**GOAL**
Work out how many lines in the listing below include the word "рыболовство". Give nothing but the number.

**EXERCISE INPUT**
*****
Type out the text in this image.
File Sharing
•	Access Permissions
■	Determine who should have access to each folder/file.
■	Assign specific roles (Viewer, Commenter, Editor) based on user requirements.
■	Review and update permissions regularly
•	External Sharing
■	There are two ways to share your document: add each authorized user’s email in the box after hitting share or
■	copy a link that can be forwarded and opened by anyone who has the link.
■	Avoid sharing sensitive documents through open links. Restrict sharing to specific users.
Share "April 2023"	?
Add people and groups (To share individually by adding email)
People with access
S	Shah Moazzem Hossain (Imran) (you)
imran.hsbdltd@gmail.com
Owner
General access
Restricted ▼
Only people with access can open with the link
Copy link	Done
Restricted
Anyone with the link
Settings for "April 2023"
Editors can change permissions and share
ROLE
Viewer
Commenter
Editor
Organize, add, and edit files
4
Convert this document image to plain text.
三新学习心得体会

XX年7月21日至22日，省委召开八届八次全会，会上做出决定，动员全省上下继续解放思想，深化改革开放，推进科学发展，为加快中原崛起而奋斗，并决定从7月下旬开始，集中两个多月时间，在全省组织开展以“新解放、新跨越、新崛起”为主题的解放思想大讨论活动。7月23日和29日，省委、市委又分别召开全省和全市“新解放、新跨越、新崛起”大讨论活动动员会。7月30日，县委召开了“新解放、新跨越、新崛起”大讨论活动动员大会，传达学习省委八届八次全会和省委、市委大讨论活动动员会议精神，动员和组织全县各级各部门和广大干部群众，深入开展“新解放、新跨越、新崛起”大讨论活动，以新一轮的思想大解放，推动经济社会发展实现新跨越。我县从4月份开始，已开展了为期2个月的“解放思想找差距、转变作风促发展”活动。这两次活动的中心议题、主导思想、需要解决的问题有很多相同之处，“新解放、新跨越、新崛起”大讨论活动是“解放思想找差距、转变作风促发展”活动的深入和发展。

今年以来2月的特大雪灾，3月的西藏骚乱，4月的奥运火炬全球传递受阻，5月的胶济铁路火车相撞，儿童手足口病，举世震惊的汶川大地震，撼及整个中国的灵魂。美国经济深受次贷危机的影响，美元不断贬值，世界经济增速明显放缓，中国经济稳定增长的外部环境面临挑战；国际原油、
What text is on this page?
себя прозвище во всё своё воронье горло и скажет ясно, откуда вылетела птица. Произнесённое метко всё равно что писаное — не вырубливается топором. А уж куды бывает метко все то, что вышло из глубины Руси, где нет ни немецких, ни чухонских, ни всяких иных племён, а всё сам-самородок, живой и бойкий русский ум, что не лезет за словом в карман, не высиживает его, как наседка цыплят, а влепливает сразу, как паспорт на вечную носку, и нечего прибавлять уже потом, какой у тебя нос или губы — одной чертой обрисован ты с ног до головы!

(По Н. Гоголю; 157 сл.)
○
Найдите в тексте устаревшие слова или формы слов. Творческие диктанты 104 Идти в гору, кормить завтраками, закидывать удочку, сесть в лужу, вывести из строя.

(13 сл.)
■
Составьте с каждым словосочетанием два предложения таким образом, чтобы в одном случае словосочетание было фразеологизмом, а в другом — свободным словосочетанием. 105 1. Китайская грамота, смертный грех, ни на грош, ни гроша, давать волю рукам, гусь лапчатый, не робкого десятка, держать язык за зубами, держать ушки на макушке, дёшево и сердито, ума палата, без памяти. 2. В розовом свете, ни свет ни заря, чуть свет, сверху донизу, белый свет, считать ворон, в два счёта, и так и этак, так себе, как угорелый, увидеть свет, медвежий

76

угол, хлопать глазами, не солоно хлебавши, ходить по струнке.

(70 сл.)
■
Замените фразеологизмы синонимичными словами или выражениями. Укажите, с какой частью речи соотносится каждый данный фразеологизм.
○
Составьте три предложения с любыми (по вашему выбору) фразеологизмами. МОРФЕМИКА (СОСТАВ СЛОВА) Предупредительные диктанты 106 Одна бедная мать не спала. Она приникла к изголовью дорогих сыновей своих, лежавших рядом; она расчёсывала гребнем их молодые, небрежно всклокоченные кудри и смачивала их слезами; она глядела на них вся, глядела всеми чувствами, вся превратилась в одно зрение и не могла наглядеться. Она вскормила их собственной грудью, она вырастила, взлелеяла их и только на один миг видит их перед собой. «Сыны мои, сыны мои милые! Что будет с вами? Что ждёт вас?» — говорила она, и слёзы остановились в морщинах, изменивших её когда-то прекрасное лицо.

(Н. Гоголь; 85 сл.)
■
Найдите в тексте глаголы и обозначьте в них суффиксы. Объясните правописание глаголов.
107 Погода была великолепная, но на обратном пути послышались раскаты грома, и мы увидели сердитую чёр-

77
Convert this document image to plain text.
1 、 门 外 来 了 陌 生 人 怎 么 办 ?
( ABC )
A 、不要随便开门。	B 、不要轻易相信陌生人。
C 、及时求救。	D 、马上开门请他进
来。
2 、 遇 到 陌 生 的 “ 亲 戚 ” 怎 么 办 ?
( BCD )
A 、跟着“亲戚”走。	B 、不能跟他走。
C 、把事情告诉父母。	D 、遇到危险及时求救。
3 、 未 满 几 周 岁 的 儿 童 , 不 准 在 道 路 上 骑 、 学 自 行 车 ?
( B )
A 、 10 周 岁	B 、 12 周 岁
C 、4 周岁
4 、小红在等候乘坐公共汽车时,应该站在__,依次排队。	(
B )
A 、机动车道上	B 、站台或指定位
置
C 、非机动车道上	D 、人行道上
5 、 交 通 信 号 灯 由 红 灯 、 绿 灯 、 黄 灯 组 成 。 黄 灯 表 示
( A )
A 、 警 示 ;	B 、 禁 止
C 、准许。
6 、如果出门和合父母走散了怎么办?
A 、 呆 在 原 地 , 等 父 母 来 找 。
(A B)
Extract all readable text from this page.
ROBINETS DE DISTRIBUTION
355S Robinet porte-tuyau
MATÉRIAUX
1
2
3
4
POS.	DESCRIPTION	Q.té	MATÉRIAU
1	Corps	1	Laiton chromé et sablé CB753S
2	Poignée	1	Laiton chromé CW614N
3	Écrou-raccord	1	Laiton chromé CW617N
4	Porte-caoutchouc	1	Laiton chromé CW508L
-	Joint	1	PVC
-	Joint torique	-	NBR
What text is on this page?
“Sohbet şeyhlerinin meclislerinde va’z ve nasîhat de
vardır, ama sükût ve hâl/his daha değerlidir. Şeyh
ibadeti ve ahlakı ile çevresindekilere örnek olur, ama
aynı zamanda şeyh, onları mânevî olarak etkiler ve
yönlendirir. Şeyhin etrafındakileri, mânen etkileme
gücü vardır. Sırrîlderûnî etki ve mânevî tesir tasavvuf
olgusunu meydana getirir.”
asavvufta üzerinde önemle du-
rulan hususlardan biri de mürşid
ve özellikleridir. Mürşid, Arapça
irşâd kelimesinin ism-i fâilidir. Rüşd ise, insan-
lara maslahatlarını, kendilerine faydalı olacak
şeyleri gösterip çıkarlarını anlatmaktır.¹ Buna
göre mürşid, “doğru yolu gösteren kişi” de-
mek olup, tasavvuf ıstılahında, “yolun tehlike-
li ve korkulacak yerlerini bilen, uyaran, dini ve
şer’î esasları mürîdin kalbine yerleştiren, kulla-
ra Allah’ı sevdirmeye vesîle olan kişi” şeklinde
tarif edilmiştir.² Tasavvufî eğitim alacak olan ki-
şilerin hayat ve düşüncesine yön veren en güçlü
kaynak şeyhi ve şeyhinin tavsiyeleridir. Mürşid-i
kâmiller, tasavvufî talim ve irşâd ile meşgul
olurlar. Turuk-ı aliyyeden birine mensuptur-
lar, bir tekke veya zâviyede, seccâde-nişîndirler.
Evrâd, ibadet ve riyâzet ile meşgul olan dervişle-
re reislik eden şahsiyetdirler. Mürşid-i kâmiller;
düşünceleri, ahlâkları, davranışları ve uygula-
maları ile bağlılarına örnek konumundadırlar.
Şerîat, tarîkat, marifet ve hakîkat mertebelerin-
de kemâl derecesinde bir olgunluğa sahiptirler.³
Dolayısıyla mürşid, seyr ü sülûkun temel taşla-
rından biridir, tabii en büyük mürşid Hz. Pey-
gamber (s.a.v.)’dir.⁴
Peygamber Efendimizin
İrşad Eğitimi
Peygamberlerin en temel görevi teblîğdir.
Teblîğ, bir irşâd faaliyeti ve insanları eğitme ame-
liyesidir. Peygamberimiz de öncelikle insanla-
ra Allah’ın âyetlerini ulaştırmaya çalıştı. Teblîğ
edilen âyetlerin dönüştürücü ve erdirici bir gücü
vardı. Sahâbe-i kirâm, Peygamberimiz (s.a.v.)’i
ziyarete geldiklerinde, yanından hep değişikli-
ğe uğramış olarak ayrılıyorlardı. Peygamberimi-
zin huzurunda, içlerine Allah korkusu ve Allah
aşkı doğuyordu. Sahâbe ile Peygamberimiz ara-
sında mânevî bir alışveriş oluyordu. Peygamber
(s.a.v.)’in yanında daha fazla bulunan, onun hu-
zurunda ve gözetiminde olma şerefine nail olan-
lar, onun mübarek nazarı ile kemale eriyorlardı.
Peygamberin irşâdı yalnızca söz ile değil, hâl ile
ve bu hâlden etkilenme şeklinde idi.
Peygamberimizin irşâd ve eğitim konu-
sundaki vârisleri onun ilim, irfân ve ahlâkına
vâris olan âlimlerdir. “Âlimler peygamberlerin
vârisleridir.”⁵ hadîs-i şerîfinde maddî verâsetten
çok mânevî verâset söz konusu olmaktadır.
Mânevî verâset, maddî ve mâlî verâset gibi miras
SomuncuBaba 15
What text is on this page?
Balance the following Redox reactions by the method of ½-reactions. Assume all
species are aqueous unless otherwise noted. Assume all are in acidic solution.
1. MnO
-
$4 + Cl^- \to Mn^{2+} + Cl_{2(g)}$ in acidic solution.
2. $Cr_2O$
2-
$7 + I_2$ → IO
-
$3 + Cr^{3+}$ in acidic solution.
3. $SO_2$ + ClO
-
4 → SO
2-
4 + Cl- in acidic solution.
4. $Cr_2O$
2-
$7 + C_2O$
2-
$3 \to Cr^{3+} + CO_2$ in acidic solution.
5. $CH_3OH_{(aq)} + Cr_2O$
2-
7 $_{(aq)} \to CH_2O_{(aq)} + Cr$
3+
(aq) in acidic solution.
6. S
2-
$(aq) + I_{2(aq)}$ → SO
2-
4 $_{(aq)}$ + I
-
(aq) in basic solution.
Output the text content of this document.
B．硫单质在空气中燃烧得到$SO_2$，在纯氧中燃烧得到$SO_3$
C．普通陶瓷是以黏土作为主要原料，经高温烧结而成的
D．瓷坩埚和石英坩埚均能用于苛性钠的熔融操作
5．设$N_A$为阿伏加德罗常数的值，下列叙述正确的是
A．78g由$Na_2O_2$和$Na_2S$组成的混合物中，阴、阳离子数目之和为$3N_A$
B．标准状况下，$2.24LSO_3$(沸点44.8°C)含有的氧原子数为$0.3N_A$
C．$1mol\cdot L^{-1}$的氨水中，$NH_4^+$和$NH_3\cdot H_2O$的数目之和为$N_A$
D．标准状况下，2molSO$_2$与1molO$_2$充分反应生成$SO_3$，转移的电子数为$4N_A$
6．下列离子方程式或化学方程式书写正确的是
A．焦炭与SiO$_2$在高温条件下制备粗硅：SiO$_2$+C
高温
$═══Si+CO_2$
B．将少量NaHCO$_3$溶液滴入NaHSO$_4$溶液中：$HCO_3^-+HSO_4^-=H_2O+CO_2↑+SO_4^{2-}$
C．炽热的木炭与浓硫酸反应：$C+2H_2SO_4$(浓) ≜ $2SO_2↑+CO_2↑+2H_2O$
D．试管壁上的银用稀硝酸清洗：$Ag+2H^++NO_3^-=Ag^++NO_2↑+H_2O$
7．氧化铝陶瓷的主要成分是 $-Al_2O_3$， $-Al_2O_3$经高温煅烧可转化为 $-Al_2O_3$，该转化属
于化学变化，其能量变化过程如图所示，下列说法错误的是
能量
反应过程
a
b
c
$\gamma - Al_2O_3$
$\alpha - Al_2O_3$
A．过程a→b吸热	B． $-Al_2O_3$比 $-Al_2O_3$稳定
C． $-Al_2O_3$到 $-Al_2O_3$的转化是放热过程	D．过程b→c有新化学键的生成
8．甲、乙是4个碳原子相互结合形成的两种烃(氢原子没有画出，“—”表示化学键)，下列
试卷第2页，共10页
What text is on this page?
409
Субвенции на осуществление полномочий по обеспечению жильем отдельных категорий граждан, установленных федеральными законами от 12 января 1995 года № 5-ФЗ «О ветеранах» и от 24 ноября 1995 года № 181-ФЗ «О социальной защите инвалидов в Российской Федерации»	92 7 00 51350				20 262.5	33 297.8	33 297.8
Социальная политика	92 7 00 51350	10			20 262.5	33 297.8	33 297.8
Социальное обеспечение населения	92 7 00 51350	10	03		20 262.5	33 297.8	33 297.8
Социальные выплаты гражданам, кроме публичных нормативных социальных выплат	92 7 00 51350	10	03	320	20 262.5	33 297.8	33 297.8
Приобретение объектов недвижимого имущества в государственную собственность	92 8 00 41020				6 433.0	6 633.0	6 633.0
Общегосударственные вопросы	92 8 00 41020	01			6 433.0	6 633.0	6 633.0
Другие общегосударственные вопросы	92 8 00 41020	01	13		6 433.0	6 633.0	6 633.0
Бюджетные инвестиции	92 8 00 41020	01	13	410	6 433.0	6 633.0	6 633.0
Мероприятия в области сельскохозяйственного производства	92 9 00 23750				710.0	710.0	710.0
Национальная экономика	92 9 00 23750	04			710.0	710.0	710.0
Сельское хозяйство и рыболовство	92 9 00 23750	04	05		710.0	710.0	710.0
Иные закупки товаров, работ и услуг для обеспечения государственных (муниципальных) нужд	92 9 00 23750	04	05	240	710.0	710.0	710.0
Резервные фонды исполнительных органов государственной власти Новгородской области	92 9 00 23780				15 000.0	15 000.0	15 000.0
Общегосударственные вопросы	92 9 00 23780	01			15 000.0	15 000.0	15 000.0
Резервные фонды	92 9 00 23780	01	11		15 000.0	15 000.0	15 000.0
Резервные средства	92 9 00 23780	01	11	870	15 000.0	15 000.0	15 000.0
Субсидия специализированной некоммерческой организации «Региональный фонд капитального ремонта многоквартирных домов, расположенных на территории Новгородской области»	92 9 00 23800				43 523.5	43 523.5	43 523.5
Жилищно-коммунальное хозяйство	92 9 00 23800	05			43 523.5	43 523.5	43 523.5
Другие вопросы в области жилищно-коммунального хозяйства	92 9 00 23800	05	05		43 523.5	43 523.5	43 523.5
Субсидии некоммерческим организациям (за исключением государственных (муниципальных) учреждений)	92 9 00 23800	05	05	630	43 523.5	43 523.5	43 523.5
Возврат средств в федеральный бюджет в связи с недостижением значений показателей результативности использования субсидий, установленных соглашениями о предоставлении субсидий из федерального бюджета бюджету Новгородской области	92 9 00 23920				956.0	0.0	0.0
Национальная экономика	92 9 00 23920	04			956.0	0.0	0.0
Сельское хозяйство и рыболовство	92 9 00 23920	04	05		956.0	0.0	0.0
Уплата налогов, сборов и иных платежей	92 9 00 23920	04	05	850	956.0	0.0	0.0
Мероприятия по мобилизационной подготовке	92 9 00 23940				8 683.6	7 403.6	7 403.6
*****
**CORRECT RESPONSE**
2